> _EXERCISE REQUIREMENTS_: For the listing below, give the number of lines in which "JSON" occurs. Add nothing.

## START SOURCE DATA

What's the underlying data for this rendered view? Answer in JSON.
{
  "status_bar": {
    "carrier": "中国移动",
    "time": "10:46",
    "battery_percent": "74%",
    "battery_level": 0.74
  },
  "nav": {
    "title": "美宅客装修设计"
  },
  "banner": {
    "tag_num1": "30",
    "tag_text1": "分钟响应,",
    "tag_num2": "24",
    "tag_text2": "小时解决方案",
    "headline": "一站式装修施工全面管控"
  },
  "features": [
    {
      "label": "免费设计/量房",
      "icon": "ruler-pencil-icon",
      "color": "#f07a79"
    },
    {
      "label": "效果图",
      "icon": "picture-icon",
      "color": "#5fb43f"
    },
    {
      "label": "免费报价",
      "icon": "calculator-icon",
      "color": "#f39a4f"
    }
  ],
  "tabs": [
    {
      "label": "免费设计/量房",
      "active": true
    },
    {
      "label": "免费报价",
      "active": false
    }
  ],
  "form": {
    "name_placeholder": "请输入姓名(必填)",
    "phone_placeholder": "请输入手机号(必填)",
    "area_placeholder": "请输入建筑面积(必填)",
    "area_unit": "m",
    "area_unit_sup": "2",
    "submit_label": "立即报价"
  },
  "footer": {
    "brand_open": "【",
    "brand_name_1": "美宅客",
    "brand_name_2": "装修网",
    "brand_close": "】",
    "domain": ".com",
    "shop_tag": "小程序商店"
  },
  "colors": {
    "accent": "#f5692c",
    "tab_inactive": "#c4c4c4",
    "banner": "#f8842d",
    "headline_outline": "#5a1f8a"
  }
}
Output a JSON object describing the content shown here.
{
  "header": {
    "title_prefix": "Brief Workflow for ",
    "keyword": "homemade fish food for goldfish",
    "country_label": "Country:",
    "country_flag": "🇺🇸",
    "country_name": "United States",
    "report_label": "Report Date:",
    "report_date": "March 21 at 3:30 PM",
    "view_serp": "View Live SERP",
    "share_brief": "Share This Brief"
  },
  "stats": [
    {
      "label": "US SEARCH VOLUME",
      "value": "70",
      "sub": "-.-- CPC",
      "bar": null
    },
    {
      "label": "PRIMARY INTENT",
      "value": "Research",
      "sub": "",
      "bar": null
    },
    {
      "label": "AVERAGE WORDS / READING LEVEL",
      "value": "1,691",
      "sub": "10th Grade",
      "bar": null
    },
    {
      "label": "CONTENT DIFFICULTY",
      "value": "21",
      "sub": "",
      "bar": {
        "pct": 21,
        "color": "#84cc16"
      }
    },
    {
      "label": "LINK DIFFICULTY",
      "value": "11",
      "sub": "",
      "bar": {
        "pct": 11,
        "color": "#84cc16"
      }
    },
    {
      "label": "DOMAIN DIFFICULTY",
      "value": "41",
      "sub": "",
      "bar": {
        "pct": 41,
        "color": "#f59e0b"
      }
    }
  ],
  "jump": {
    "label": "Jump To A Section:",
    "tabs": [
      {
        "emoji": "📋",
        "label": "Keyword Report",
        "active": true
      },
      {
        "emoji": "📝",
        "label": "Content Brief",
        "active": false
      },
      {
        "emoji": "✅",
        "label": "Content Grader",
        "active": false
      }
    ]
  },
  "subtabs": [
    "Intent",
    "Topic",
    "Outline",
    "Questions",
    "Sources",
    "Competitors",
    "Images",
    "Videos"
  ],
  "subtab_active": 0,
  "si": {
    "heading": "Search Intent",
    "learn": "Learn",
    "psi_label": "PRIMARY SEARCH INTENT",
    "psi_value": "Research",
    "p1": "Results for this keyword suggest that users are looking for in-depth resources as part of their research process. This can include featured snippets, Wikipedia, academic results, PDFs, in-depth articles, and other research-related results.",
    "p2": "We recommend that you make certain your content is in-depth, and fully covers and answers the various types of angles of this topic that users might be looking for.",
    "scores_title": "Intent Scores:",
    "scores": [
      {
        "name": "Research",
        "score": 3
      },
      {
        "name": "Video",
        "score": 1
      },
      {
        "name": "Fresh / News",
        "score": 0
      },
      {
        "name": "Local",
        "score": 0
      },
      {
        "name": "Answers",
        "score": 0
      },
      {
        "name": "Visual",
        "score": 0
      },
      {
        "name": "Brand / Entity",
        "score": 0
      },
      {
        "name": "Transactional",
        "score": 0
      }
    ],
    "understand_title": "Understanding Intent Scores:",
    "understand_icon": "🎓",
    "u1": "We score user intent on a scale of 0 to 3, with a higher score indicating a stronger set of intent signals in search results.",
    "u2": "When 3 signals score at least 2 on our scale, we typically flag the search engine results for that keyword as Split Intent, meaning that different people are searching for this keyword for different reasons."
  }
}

## END SOURCE DATA

> _THE ANSWER_: 2